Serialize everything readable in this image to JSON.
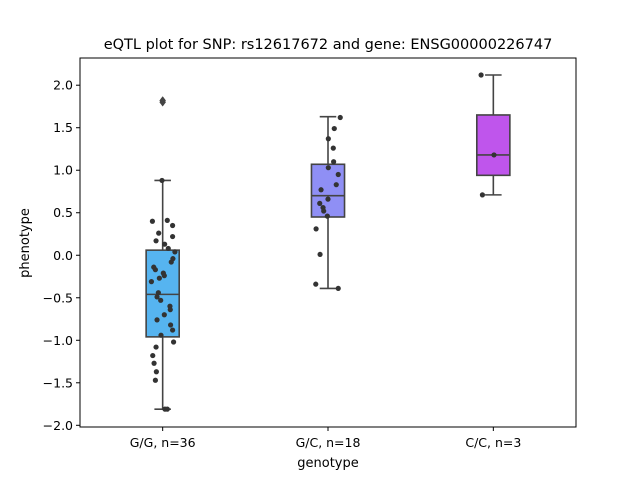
{
  "chart_data": {
    "type": "box",
    "title": "eQTL plot for SNP: rs12617672 and gene: ENSG00000226747",
    "xlabel": "genotype",
    "ylabel": "phenotype",
    "ylim": [
      -2.02,
      2.32
    ],
    "yticks": [
      2.0,
      1.5,
      1.0,
      0.5,
      0.0,
      -0.5,
      -1.0,
      -1.5,
      -2.0
    ],
    "ytick_labels": [
      "2.0",
      "1.5",
      "1.0",
      "0.5",
      "0.0",
      "−0.5",
      "−1.0",
      "−1.5",
      "−2.0"
    ],
    "grid": false,
    "groups": [
      {
        "label": "G/G, n=36",
        "color": "#56b4f0",
        "box": {
          "q1": -0.96,
          "median": -0.46,
          "q3": 0.06,
          "whisker_low": -1.81,
          "whisker_high": 0.88
        },
        "outliers": [
          1.8,
          1.82
        ],
        "points": [
          {
            "dx": -0.02,
            "y": 0.88
          },
          {
            "dx": 0.14,
            "y": 0.41
          },
          {
            "dx": -0.31,
            "y": 0.4
          },
          {
            "dx": 0.3,
            "y": 0.35
          },
          {
            "dx": -0.12,
            "y": 0.26
          },
          {
            "dx": 0.3,
            "y": 0.22
          },
          {
            "dx": -0.2,
            "y": 0.17
          },
          {
            "dx": 0.06,
            "y": 0.13
          },
          {
            "dx": 0.17,
            "y": 0.08
          },
          {
            "dx": 0.37,
            "y": 0.04
          },
          {
            "dx": 0.31,
            "y": -0.04
          },
          {
            "dx": 0.26,
            "y": -0.08
          },
          {
            "dx": -0.27,
            "y": -0.14
          },
          {
            "dx": -0.22,
            "y": -0.17
          },
          {
            "dx": 0.02,
            "y": -0.21
          },
          {
            "dx": 0.05,
            "y": -0.24
          },
          {
            "dx": -0.1,
            "y": -0.27
          },
          {
            "dx": -0.34,
            "y": -0.31
          },
          {
            "dx": -0.13,
            "y": -0.44
          },
          {
            "dx": -0.17,
            "y": -0.49
          },
          {
            "dx": -0.06,
            "y": -0.53
          },
          {
            "dx": 0.22,
            "y": -0.6
          },
          {
            "dx": 0.23,
            "y": -0.64
          },
          {
            "dx": 0.05,
            "y": -0.7
          },
          {
            "dx": -0.17,
            "y": -0.76
          },
          {
            "dx": 0.24,
            "y": -0.82
          },
          {
            "dx": 0.3,
            "y": -0.88
          },
          {
            "dx": -0.05,
            "y": -0.94
          },
          {
            "dx": 0.33,
            "y": -1.02
          },
          {
            "dx": -0.2,
            "y": -1.08
          },
          {
            "dx": -0.3,
            "y": -1.18
          },
          {
            "dx": -0.26,
            "y": -1.27
          },
          {
            "dx": -0.19,
            "y": -1.37
          },
          {
            "dx": -0.22,
            "y": -1.47
          },
          {
            "dx": 0.07,
            "y": -1.81
          },
          {
            "dx": 0.14,
            "y": -1.81
          }
        ]
      },
      {
        "label": "G/C, n=18",
        "color": "#8f8ff5",
        "box": {
          "q1": 0.45,
          "median": 0.7,
          "q3": 1.07,
          "whisker_low": -0.39,
          "whisker_high": 1.63
        },
        "outliers": [],
        "points": [
          {
            "dx": 0.37,
            "y": 1.62
          },
          {
            "dx": 0.19,
            "y": 1.49
          },
          {
            "dx": 0.01,
            "y": 1.37
          },
          {
            "dx": 0.16,
            "y": 1.26
          },
          {
            "dx": 0.17,
            "y": 1.1
          },
          {
            "dx": 0.01,
            "y": 1.03
          },
          {
            "dx": 0.31,
            "y": 0.95
          },
          {
            "dx": 0.25,
            "y": 0.83
          },
          {
            "dx": -0.21,
            "y": 0.77
          },
          {
            "dx": 0.0,
            "y": 0.66
          },
          {
            "dx": -0.25,
            "y": 0.61
          },
          {
            "dx": -0.15,
            "y": 0.56
          },
          {
            "dx": -0.13,
            "y": 0.52
          },
          {
            "dx": -0.02,
            "y": 0.46
          },
          {
            "dx": -0.36,
            "y": 0.31
          },
          {
            "dx": -0.24,
            "y": 0.01
          },
          {
            "dx": -0.37,
            "y": -0.34
          },
          {
            "dx": 0.31,
            "y": -0.39
          }
        ]
      },
      {
        "label": "C/C, n=3",
        "color": "#bf55ec",
        "box": {
          "q1": 0.94,
          "median": 1.18,
          "q3": 1.65,
          "whisker_low": 0.71,
          "whisker_high": 2.12
        },
        "outliers": [],
        "points": [
          {
            "dx": -0.37,
            "y": 2.12
          },
          {
            "dx": 0.02,
            "y": 1.18
          },
          {
            "dx": -0.33,
            "y": 0.71
          }
        ]
      }
    ]
  }
}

——————

Give the material again exactly as it is, but keep the pictures out.

Serialize everything readable in this image to JSON.
{
  "chart_data": {
    "type": "box",
    "title": "eQTL plot for SNP: rs12617672 and gene: ENSG00000226747",
    "xlabel": "genotype",
    "ylabel": "phenotype",
    "ylim": [
      -2.02,
      2.32
    ],
    "yticks": [
      2.0,
      1.5,
      1.0,
      0.5,
      0.0,
      -0.5,
      -1.0,
      -1.5,
      -2.0
    ],
    "ytick_labels": [
      "2.0",
      "1.5",
      "1.0",
      "0.5",
      "0.0",
      "−0.5",
      "−1.0",
      "−1.5",
      "−2.0"
    ],
    "grid": false,
    "groups": [
      {
        "label": "G/G, n=36",
        "color": "#56b4f0",
        "box": {
          "q1": -0.96,
          "median": -0.46,
          "q3": 0.06,
          "whisker_low": -1.81,
          "whisker_high": 0.88
        },
        "outliers": [
          1.8,
          1.82
        ],
        "points": [
          {
            "dx": -0.02,
            "y": 0.88
          },
          {
            "dx": 0.14,
            "y": 0.41
          },
          {
            "dx": -0.31,
            "y": 0.4
          },
          {
            "dx": 0.3,
            "y": 0.35
          },
          {
            "dx": -0.12,
            "y": 0.26
          },
          {
            "dx": 0.3,
            "y": 0.22
          },
          {
            "dx": -0.2,
            "y": 0.17
          },
          {
            "dx": 0.06,
            "y": 0.13
          },
          {
            "dx": 0.17,
            "y": 0.08
          },
          {
            "dx": 0.37,
            "y": 0.04
          },
          {
            "dx": 0.31,
            "y": -0.04
          },
          {
            "dx": 0.26,
            "y": -0.08
          },
          {
            "dx": -0.27,
            "y": -0.14
          },
          {
            "dx": -0.22,
            "y": -0.17
          },
          {
            "dx": 0.02,
            "y": -0.21
          },
          {
            "dx": 0.05,
            "y": -0.24
          },
          {
            "dx": -0.1,
            "y": -0.27
          },
          {
            "dx": -0.34,
            "y": -0.31
          },
          {
            "dx": -0.13,
            "y": -0.44
          },
          {
            "dx": -0.17,
            "y": -0.49
          },
          {
            "dx": -0.06,
            "y": -0.53
          },
          {
            "dx": 0.22,
            "y": -0.6
          },
          {
            "dx": 0.23,
            "y": -0.64
          },
          {
            "dx": 0.05,
            "y": -0.7
          },
          {
            "dx": -0.17,
            "y": -0.76
          },
          {
            "dx": 0.24,
            "y": -0.82
          },
          {
            "dx": 0.3,
            "y": -0.88
          },
          {
            "dx": -0.05,
            "y": -0.94
          },
          {
            "dx": 0.33,
            "y": -1.02
          },
          {
            "dx": -0.2,
            "y": -1.08
          },
          {
            "dx": -0.3,
            "y": -1.18
          },
          {
            "dx": -0.26,
            "y": -1.27
          },
          {
            "dx": -0.19,
            "y": -1.37
          },
          {
            "dx": -0.22,
            "y": -1.47
          },
          {
            "dx": 0.07,
            "y": -1.81
          },
          {
            "dx": 0.14,
            "y": -1.81
          }
        ]
      },
      {
        "label": "G/C, n=18",
        "color": "#8f8ff5",
        "box": {
          "q1": 0.45,
          "median": 0.7,
          "q3": 1.07,
          "whisker_low": -0.39,
          "whisker_high": 1.63
        },
        "outliers": [],
        "points": [
          {
            "dx": 0.37,
            "y": 1.62
          },
          {
            "dx": 0.19,
            "y": 1.49
          },
          {
            "dx": 0.01,
            "y": 1.37
          },
          {
            "dx": 0.16,
            "y": 1.26
          },
          {
            "dx": 0.17,
            "y": 1.1
          },
          {
            "dx": 0.01,
            "y": 1.03
          },
          {
            "dx": 0.31,
            "y": 0.95
          },
          {
            "dx": 0.25,
            "y": 0.83
          },
          {
            "dx": -0.21,
            "y": 0.77
          },
          {
            "dx": 0.0,
            "y": 0.66
          },
          {
            "dx": -0.25,
            "y": 0.61
          },
          {
            "dx": -0.15,
            "y": 0.56
          },
          {
            "dx": -0.13,
            "y": 0.52
          },
          {
            "dx": -0.02,
            "y": 0.46
          },
          {
            "dx": -0.36,
            "y": 0.31
          },
          {
            "dx": -0.24,
            "y": 0.01
          },
          {
            "dx": -0.37,
            "y": -0.34
          },
          {
            "dx": 0.31,
            "y": -0.39
          }
        ]
      },
      {
        "label": "C/C, n=3",
        "color": "#bf55ec",
        "box": {
          "q1": 0.94,
          "median": 1.18,
          "q3": 1.65,
          "whisker_low": 0.71,
          "whisker_high": 2.12
        },
        "outliers": [],
        "points": [
          {
            "dx": -0.37,
            "y": 2.12
          },
          {
            "dx": 0.02,
            "y": 1.18
          },
          {
            "dx": -0.33,
            "y": 0.71
          }
        ]
      }
    ]
  }
}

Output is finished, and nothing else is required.